* PROBLEM DESCRIPTION: Go through the data below. Pull out every line that has the word "JSON".

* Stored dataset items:
## start

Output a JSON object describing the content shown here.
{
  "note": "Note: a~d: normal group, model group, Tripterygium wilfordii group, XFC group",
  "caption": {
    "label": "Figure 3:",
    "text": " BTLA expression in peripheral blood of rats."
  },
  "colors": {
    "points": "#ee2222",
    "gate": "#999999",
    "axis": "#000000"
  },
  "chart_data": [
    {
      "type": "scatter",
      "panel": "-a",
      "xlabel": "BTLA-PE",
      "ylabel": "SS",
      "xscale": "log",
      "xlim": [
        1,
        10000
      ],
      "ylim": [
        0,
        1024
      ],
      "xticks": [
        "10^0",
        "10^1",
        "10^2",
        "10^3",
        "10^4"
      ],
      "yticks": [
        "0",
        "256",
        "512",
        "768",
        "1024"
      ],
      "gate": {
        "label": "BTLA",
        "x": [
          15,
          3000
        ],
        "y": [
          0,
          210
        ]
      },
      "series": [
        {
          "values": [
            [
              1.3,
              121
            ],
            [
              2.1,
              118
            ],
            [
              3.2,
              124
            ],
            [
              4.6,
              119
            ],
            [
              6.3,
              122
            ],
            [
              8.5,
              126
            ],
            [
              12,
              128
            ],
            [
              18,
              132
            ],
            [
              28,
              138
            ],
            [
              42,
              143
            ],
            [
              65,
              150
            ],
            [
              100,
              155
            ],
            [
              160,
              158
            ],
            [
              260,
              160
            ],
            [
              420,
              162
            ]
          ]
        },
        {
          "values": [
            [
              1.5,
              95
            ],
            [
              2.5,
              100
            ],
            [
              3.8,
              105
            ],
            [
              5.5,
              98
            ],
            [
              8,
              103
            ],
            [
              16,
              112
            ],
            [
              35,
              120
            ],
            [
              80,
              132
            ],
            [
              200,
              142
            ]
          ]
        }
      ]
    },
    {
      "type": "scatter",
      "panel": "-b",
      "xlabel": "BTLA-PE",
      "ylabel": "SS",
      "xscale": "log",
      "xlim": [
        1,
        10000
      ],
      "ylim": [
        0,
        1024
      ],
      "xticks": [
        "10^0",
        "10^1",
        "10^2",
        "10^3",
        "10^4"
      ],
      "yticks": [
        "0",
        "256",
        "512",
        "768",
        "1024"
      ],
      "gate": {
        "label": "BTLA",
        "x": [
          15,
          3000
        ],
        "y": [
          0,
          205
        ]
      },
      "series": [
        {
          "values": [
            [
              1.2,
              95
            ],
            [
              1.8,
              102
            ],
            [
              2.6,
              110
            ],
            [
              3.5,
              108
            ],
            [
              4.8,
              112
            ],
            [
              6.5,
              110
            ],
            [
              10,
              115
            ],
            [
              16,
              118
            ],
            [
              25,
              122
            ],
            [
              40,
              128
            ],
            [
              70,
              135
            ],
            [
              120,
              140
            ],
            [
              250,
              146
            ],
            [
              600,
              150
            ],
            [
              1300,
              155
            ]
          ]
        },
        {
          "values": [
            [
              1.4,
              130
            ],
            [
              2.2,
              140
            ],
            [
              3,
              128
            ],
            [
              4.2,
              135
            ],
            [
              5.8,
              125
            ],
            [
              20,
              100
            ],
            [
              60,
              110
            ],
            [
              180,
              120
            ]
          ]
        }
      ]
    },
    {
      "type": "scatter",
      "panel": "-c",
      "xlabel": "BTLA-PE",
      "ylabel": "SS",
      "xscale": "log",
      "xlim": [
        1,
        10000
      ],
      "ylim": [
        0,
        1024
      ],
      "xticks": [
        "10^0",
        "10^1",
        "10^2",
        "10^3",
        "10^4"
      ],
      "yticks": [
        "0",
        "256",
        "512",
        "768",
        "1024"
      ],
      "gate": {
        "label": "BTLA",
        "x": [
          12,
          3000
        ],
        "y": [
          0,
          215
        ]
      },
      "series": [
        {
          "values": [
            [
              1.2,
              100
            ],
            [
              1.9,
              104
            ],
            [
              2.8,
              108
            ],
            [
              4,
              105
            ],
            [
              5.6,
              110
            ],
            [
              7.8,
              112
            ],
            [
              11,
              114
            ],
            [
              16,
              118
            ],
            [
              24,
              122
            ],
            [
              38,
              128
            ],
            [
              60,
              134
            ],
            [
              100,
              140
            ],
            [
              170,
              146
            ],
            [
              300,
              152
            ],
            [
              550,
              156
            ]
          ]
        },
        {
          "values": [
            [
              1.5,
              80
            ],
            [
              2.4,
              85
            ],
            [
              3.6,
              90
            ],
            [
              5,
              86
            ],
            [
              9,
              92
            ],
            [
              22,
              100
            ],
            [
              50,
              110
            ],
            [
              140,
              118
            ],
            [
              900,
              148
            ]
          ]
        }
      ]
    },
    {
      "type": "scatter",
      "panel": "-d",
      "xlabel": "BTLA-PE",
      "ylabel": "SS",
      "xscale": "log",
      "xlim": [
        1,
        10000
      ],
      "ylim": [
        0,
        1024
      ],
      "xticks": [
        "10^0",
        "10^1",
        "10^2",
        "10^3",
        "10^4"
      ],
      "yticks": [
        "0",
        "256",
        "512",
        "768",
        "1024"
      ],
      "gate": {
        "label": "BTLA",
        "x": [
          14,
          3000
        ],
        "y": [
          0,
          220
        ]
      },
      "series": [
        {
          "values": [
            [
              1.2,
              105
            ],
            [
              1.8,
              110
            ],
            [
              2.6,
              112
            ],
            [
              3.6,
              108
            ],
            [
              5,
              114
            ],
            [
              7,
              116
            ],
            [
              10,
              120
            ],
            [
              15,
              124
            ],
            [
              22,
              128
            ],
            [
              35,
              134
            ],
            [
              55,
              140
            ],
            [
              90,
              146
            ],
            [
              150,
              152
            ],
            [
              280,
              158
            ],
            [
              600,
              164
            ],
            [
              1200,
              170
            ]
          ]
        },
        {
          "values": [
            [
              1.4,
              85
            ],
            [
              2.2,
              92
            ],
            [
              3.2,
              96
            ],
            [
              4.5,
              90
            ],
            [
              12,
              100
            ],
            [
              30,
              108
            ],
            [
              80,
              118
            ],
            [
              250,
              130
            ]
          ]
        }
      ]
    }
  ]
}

## end
## start

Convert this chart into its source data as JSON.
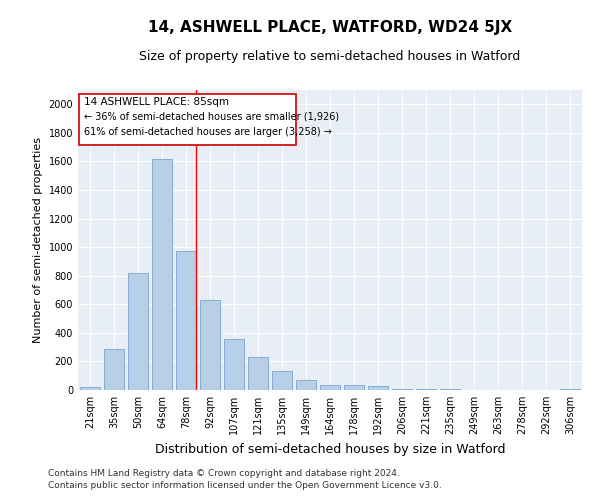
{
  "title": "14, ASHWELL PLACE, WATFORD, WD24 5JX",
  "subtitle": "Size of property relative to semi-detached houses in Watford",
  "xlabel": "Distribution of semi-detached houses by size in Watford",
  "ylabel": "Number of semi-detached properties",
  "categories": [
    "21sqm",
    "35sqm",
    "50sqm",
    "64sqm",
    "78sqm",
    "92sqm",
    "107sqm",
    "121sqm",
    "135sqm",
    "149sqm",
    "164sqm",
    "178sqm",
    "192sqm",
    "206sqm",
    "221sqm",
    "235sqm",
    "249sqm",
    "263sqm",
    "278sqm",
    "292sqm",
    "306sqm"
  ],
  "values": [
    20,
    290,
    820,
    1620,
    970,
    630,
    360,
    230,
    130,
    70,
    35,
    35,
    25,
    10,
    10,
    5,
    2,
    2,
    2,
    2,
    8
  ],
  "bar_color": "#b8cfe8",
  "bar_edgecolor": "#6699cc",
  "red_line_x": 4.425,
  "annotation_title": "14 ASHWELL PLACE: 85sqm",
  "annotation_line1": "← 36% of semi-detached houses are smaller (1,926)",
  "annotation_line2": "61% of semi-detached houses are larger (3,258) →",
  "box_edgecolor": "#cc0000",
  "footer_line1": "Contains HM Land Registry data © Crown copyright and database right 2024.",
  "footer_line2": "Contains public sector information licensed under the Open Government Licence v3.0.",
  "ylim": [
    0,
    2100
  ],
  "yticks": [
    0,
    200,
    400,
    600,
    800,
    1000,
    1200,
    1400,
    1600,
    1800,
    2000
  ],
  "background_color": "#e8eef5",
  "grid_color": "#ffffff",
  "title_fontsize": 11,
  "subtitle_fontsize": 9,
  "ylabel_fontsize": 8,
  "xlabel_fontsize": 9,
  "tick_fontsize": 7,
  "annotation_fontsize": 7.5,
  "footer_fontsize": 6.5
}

## end

* PROBLEM SOLUTION:
Output a JSON object describing the content shown here.
Convert this chart into its source data as JSON.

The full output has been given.